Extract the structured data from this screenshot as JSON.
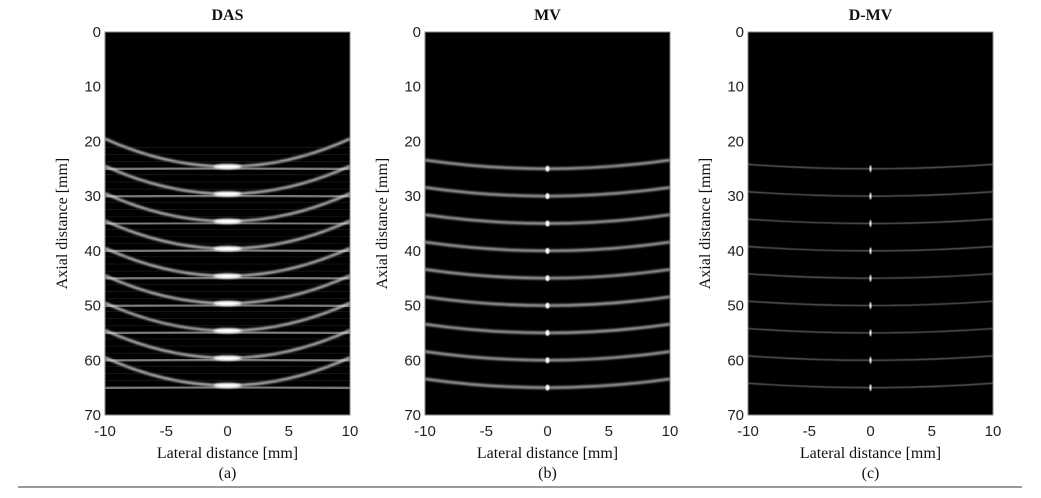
{
  "chart_data": [
    {
      "type": "heatmap",
      "title": "DAS",
      "caption": "(a)",
      "xlabel": "Lateral distance [mm]",
      "ylabel": "Axial distance [mm]",
      "xlim": [
        -10,
        10
      ],
      "ylim": [
        0,
        70
      ],
      "y_reversed": true,
      "xticks": [
        -10,
        -5,
        0,
        5,
        10
      ],
      "yticks": [
        0,
        10,
        20,
        30,
        40,
        50,
        60,
        70
      ],
      "colormap": "gray",
      "point_targets": {
        "lateral": 0,
        "axial": [
          25,
          30,
          35,
          40,
          45,
          50,
          55,
          60,
          65
        ]
      },
      "style": "das"
    },
    {
      "type": "heatmap",
      "title": "MV",
      "caption": "(b)",
      "xlabel": "Lateral distance [mm]",
      "ylabel": "Axial distance [mm]",
      "xlim": [
        -10,
        10
      ],
      "ylim": [
        0,
        70
      ],
      "y_reversed": true,
      "xticks": [
        -10,
        -5,
        0,
        5,
        10
      ],
      "yticks": [
        0,
        10,
        20,
        30,
        40,
        50,
        60,
        70
      ],
      "colormap": "gray",
      "point_targets": {
        "lateral": 0,
        "axial": [
          25,
          30,
          35,
          40,
          45,
          50,
          55,
          60,
          65
        ]
      },
      "style": "mv"
    },
    {
      "type": "heatmap",
      "title": "D-MV",
      "caption": "(c)",
      "xlabel": "Lateral distance [mm]",
      "ylabel": "Axial distance [mm]",
      "xlim": [
        -10,
        10
      ],
      "ylim": [
        0,
        70
      ],
      "y_reversed": true,
      "xticks": [
        -10,
        -5,
        0,
        5,
        10
      ],
      "yticks": [
        0,
        10,
        20,
        30,
        40,
        50,
        60,
        70
      ],
      "colormap": "gray",
      "point_targets": {
        "lateral": 0,
        "axial": [
          25,
          30,
          35,
          40,
          45,
          50,
          55,
          60,
          65
        ]
      },
      "style": "dmv"
    }
  ]
}
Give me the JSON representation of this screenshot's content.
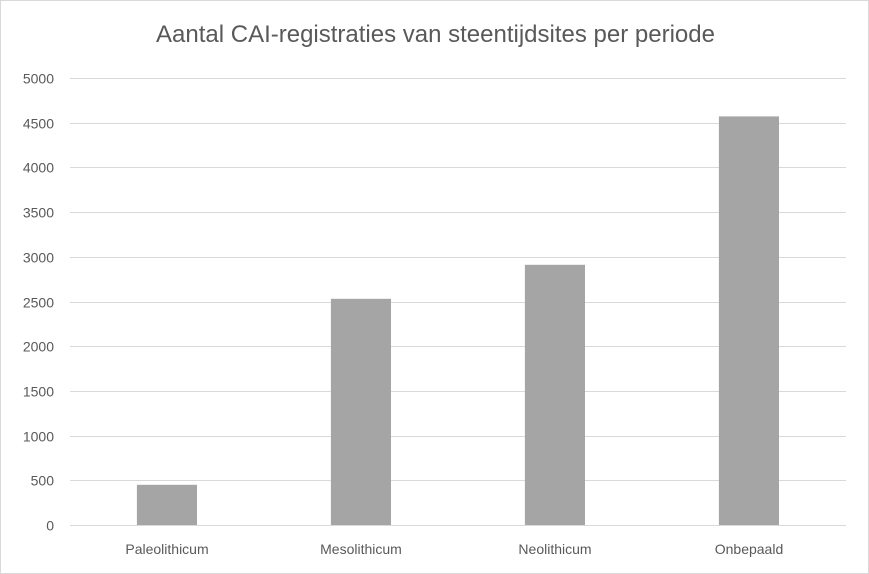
{
  "chart_data": {
    "type": "bar",
    "title": "Aantal CAI-registraties van steentijdsites per periode",
    "xlabel": "",
    "ylabel": "",
    "categories": [
      "Paleolithicum",
      "Mesolithicum",
      "Neolithicum",
      "Onbepaald"
    ],
    "values": [
      450,
      2530,
      2910,
      4570
    ],
    "ylim": [
      0,
      5000
    ],
    "yticks": [
      0,
      500,
      1000,
      1500,
      2000,
      2500,
      3000,
      3500,
      4000,
      4500,
      5000
    ],
    "grid": true,
    "legend": "none",
    "bar_color": "#a5a5a5",
    "grid_color": "#d9d9d9",
    "text_color": "#595959"
  }
}
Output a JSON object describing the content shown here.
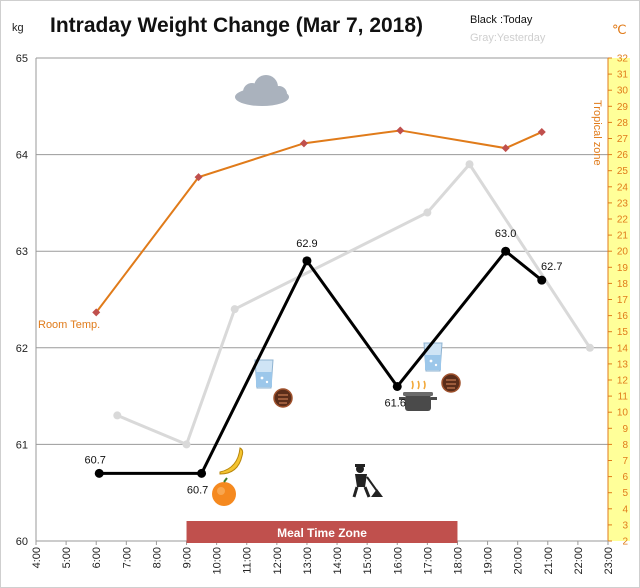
{
  "header": {
    "title": "Intraday Weight Change (Mar 7, 2018)",
    "legend_today": "Black :Today",
    "legend_yesterday": "Gray:Yesterday",
    "unit_left": "kg",
    "unit_right": "℃"
  },
  "annotations": {
    "room_temp": "Room Temp.",
    "tropical_zone": "Tropical zone",
    "meal_time_zone": "Meal Time Zone"
  },
  "icons": [
    "cloud-icon",
    "water-glass-icon",
    "chocolate-cookie-icon",
    "banana-icon",
    "orange-icon",
    "cooking-pot-icon",
    "gardening-person-icon"
  ],
  "colors": {
    "today": "#000000",
    "yesterday": "#d9d9d9",
    "temperature": "#e07b1a",
    "temperature_marker": "#c0504d",
    "meal_zone": "#c0504d",
    "right_axis_band": "#ffff99"
  },
  "chart_data": {
    "type": "line",
    "title": "Intraday Weight Change (Mar 7, 2018)",
    "x_ticks": [
      "4:00",
      "5:00",
      "6:00",
      "7:00",
      "8:00",
      "9:00",
      "10:00",
      "11:00",
      "12:00",
      "13:00",
      "14:00",
      "15:00",
      "16:00",
      "17:00",
      "18:00",
      "19:00",
      "20:00",
      "21:00",
      "22:00",
      "23:00"
    ],
    "xlim": [
      4,
      23
    ],
    "y_left": {
      "label": "kg",
      "lim": [
        60,
        65
      ],
      "ticks": [
        60,
        61,
        62,
        63,
        64,
        65
      ]
    },
    "y_right": {
      "label": "℃",
      "lim": [
        2,
        32
      ],
      "ticks": [
        2,
        3,
        4,
        5,
        6,
        7,
        8,
        9,
        10,
        11,
        12,
        13,
        14,
        15,
        16,
        17,
        18,
        19,
        20,
        21,
        22,
        23,
        24,
        25,
        26,
        27,
        28,
        29,
        30,
        31,
        32
      ]
    },
    "series": [
      {
        "name": "Today",
        "axis": "left",
        "x": [
          6.1,
          9.5,
          13.0,
          16.0,
          19.6,
          20.8
        ],
        "y": [
          60.7,
          60.7,
          62.9,
          61.6,
          63.0,
          62.7
        ],
        "labels": [
          "60.7",
          "60.7",
          "62.9",
          "61.6",
          "63.0",
          "62.7"
        ]
      },
      {
        "name": "Yesterday",
        "axis": "left",
        "x": [
          6.7,
          9.0,
          10.6,
          17.0,
          18.4,
          22.4
        ],
        "y": [
          61.3,
          61.0,
          62.4,
          63.4,
          63.9,
          62.0
        ]
      },
      {
        "name": "Room Temp.",
        "axis": "right",
        "x": [
          6.0,
          9.4,
          12.9,
          16.1,
          19.6,
          20.8
        ],
        "y": [
          16.2,
          24.6,
          26.7,
          27.5,
          26.4,
          27.4
        ]
      }
    ],
    "meal_time_zone": [
      9.0,
      18.0
    ],
    "grid": true
  }
}
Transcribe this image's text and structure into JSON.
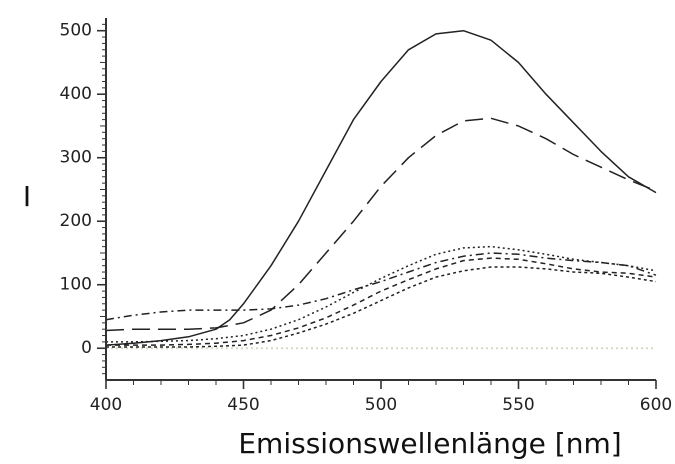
{
  "chart_data": {
    "type": "line",
    "title": "",
    "xlabel": "Emissionswellenlänge [nm]",
    "ylabel": "I",
    "xlim": [
      400,
      600
    ],
    "ylim": [
      -50,
      520
    ],
    "xticks": [
      400,
      450,
      500,
      550,
      600
    ],
    "yticks": [
      0,
      100,
      200,
      300,
      400,
      500
    ],
    "xtick_labels": [
      "400",
      "450",
      "500",
      "550",
      "600"
    ],
    "ytick_labels": [
      "0",
      "100",
      "200",
      "300",
      "400",
      "500"
    ],
    "grid": false,
    "legend": "none",
    "series": [
      {
        "style": "solid",
        "x": [
          400,
          410,
          420,
          430,
          440,
          445,
          450,
          455,
          460,
          470,
          480,
          490,
          500,
          510,
          520,
          530,
          540,
          550,
          560,
          570,
          580,
          590,
          600
        ],
        "y": [
          5,
          8,
          12,
          18,
          30,
          45,
          70,
          100,
          130,
          200,
          280,
          360,
          420,
          470,
          495,
          500,
          485,
          450,
          400,
          355,
          310,
          270,
          245
        ]
      },
      {
        "style": "long-dash",
        "x": [
          400,
          410,
          420,
          430,
          440,
          450,
          460,
          470,
          480,
          490,
          500,
          510,
          520,
          530,
          540,
          550,
          560,
          570,
          580,
          590,
          600
        ],
        "y": [
          28,
          30,
          30,
          30,
          32,
          40,
          60,
          100,
          150,
          200,
          255,
          300,
          335,
          358,
          362,
          350,
          330,
          305,
          285,
          265,
          248
        ]
      },
      {
        "style": "dash-dot",
        "x": [
          400,
          410,
          420,
          430,
          440,
          450,
          460,
          470,
          480,
          490,
          500,
          510,
          520,
          530,
          540,
          550,
          560,
          570,
          580,
          590,
          600
        ],
        "y": [
          45,
          52,
          57,
          60,
          60,
          60,
          62,
          68,
          78,
          92,
          105,
          120,
          135,
          145,
          150,
          148,
          142,
          138,
          135,
          130,
          115
        ]
      },
      {
        "style": "dotted",
        "x": [
          400,
          410,
          420,
          430,
          440,
          450,
          460,
          470,
          480,
          490,
          500,
          510,
          520,
          530,
          540,
          550,
          560,
          570,
          580,
          590,
          600
        ],
        "y": [
          10,
          10,
          11,
          12,
          15,
          20,
          30,
          45,
          65,
          88,
          110,
          130,
          148,
          158,
          160,
          155,
          148,
          140,
          135,
          130,
          122
        ]
      },
      {
        "style": "short-dash",
        "x": [
          400,
          410,
          420,
          430,
          440,
          450,
          460,
          470,
          480,
          490,
          500,
          510,
          520,
          530,
          540,
          550,
          560,
          570,
          580,
          590,
          600
        ],
        "y": [
          5,
          5,
          5,
          6,
          8,
          12,
          20,
          32,
          48,
          68,
          90,
          108,
          125,
          138,
          142,
          140,
          133,
          125,
          120,
          118,
          112
        ]
      },
      {
        "style": "fine-dash",
        "x": [
          400,
          410,
          420,
          430,
          440,
          450,
          460,
          470,
          480,
          490,
          500,
          510,
          520,
          530,
          540,
          550,
          560,
          570,
          580,
          590,
          600
        ],
        "y": [
          2,
          2,
          2,
          2,
          3,
          5,
          12,
          24,
          38,
          55,
          75,
          95,
          112,
          122,
          128,
          128,
          125,
          120,
          118,
          112,
          105
        ]
      }
    ],
    "reference_line": {
      "y": 0,
      "color": "#d8d8c8",
      "style": "dotted"
    },
    "colors": {
      "line": "#222222",
      "axis": "#333333",
      "background": "#ffffff"
    }
  }
}
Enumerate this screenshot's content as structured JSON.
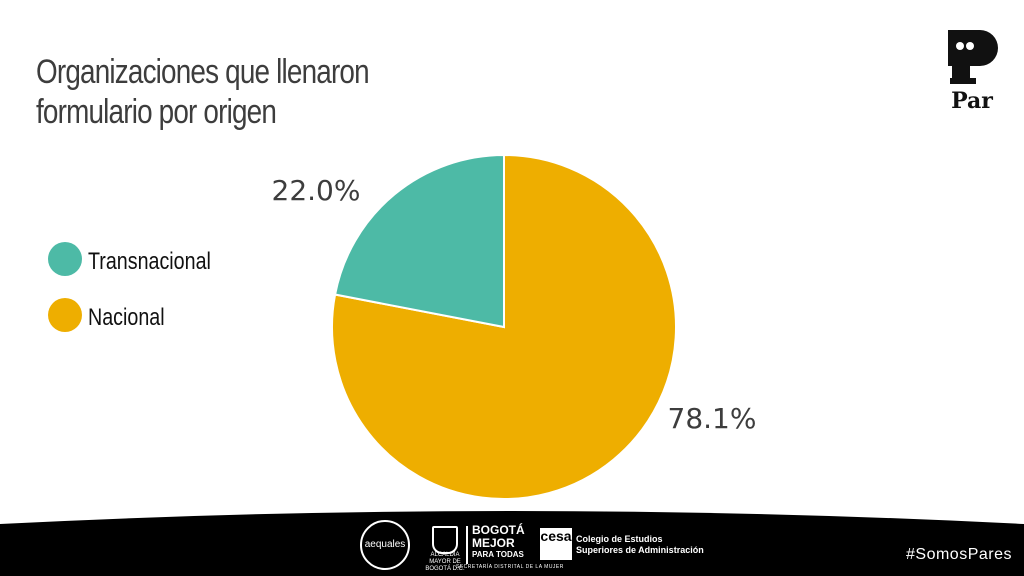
{
  "chart_data": {
    "type": "pie",
    "title": "Organizaciones que llenaron formulario por origen",
    "start_angle_deg": 0,
    "direction": "clockwise",
    "slices": [
      {
        "name": "Nacional",
        "value": 78.1,
        "label": "78.1%",
        "color": "#eeae00"
      },
      {
        "name": "Transnacional",
        "value": 22.0,
        "label": "22.0%",
        "color": "#4dbaa6"
      }
    ],
    "legend_placement": "left",
    "legend_order": [
      "Transnacional",
      "Nacional"
    ]
  },
  "brand": {
    "name": "Par"
  },
  "footer": {
    "sponsors": {
      "aequales": "aequales",
      "alcaldia": "ALCALDÍA MAYOR DE BOGOTÁ D.C.",
      "bogota_line1": "BOGOTÁ",
      "bogota_line2": "MEJOR",
      "bogota_line3": "PARA TODAS",
      "bogota_sub": "SECRETARÍA DISTRITAL DE LA MUJER",
      "cesa_mark": "cesa",
      "cesa_line1": "Colegio de Estudios",
      "cesa_line2": "Superiores de Administración"
    },
    "hashtag": "#SomosPares"
  },
  "colors": {
    "footer": "#000000",
    "text": "#3d3d3d"
  }
}
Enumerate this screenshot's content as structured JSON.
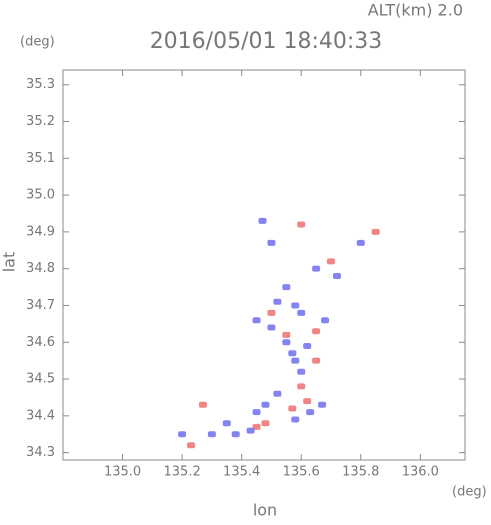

------------------------------------------------------------

#### Do this:
Which lines above contain "title"? Show each of them.

#### Final result:
      "title": "DAS",
      "title": "MV",
      "title": "D-MV",
    "title": "Aantal CAI-registraties van steentijdsites per periode",
    "title": "Intraday Weight Change (Mar 7, 2018)",
    "title": "Intraday Weight Change (Mar 7, 2018)",
    "title": "",
    "title": "Organizaciones que llenaron formulario por origen",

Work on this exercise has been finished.